- Task directions
List every line below containing "text".

- The data
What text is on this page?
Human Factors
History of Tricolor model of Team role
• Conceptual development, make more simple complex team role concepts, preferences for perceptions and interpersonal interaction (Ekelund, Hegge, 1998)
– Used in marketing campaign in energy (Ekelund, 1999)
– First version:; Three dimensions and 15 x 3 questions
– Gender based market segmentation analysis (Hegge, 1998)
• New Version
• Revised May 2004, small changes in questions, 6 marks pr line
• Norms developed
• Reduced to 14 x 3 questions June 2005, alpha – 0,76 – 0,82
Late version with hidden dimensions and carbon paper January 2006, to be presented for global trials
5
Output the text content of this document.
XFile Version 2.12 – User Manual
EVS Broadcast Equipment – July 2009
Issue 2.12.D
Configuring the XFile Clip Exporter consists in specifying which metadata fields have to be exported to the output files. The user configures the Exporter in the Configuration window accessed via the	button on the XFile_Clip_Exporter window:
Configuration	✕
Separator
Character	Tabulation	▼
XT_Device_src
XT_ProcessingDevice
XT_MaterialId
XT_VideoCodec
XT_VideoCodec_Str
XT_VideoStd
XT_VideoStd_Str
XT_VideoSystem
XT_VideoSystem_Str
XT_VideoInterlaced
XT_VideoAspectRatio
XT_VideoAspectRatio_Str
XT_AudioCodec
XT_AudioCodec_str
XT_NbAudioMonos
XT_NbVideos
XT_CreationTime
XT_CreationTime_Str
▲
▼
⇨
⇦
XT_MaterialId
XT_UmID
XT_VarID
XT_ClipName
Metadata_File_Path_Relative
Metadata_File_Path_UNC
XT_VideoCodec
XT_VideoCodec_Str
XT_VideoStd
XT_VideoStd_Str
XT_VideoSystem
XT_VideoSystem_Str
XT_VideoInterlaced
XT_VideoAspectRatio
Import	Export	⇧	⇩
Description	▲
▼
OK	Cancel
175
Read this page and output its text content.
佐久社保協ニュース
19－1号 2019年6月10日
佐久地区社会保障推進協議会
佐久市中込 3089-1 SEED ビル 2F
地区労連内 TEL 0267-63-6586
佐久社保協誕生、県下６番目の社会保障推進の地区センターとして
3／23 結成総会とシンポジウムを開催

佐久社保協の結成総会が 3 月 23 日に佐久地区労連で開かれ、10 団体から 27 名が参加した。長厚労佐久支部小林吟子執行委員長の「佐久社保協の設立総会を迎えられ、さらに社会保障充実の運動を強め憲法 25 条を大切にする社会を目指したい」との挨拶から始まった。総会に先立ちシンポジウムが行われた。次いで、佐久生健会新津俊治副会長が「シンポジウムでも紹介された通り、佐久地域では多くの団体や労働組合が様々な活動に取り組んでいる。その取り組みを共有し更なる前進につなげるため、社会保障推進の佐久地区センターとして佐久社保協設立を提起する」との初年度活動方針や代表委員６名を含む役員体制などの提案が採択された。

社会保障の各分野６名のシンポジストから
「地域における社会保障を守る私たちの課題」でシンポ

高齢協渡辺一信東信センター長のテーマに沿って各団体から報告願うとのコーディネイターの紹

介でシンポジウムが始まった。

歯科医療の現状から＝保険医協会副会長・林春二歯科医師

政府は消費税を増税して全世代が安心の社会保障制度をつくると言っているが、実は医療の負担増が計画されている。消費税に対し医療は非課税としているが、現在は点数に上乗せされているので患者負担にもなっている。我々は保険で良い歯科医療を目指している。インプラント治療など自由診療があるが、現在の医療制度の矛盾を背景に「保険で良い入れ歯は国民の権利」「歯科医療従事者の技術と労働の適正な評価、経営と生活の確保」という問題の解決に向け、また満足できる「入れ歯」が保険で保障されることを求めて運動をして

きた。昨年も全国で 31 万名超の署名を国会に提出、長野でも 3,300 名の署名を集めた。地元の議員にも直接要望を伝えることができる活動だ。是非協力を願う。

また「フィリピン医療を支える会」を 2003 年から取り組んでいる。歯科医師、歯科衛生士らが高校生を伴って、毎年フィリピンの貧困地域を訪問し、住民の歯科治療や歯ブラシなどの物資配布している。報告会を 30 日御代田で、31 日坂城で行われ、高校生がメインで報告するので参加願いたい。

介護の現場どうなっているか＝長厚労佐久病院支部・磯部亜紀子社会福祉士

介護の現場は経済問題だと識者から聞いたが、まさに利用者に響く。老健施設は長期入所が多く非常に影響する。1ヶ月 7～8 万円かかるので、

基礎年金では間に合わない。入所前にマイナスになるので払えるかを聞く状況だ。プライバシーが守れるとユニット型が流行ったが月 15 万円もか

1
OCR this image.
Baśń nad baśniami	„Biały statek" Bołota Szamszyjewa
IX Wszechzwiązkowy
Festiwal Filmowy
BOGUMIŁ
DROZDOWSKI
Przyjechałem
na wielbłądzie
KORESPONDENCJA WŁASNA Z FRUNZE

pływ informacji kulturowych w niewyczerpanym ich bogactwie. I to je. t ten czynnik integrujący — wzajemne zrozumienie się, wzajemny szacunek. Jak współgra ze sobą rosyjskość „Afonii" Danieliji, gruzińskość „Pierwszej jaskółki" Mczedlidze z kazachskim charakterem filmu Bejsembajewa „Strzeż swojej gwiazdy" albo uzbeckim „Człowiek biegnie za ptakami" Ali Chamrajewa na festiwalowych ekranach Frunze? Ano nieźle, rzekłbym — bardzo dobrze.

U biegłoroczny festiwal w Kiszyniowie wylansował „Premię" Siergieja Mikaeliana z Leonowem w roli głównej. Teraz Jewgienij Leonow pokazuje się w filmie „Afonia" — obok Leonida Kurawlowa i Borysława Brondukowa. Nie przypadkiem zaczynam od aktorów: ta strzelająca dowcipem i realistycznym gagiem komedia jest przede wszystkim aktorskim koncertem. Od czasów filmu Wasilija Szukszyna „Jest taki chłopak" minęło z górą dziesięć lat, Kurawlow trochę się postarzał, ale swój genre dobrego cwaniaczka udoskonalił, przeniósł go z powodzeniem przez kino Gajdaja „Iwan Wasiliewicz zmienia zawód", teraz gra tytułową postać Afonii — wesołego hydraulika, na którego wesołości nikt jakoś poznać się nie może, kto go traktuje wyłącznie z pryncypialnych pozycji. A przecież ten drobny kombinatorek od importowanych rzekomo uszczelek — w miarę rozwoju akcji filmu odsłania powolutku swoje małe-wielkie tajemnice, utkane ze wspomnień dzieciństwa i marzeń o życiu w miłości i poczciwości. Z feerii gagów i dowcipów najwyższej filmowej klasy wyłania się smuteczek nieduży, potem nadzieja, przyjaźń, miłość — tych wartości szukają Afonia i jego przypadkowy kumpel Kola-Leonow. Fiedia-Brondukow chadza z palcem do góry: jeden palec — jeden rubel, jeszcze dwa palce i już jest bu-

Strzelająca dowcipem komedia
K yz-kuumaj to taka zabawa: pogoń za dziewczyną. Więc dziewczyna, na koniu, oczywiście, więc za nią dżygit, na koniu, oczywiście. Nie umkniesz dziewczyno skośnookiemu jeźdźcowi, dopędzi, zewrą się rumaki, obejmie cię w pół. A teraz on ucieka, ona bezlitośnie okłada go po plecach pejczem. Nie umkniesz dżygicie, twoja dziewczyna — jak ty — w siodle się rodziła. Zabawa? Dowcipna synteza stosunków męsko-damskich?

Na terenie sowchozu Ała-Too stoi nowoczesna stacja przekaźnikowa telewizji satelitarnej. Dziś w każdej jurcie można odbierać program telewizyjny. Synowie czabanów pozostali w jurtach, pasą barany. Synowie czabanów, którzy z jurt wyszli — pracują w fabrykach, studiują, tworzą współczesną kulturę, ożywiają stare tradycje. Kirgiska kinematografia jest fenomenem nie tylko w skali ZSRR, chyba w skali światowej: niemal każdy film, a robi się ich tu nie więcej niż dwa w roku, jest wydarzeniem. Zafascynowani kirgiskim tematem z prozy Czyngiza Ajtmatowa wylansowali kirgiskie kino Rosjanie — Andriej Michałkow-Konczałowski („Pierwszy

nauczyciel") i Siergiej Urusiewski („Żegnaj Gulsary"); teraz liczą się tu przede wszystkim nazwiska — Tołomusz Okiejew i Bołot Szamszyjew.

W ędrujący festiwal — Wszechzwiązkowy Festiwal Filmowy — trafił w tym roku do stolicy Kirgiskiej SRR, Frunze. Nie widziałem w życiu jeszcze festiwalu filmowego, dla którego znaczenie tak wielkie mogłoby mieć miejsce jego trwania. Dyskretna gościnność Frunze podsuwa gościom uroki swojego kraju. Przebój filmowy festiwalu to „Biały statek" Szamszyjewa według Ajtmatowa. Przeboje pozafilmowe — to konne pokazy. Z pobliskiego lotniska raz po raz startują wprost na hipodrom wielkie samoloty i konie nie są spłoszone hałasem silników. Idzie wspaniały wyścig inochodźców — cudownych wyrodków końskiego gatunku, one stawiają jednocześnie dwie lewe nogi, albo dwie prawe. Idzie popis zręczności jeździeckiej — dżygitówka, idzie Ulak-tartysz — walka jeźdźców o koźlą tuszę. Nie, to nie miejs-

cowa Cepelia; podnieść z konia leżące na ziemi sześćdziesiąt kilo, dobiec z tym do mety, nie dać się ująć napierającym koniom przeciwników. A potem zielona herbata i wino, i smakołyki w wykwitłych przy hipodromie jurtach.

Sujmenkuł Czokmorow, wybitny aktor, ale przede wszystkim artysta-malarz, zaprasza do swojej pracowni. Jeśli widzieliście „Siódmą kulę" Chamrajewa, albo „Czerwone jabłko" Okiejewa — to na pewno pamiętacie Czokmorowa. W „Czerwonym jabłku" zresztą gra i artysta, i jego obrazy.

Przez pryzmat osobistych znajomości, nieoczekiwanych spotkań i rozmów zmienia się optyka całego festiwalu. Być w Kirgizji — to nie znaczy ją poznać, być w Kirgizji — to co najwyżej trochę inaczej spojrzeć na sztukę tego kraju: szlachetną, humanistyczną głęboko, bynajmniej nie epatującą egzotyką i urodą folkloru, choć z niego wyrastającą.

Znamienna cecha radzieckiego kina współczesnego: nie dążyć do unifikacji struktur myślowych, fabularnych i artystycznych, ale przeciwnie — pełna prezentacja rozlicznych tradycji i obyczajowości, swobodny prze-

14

- Full response
What text is on this page?
Output the text content of this document.
Read this page and output its text content.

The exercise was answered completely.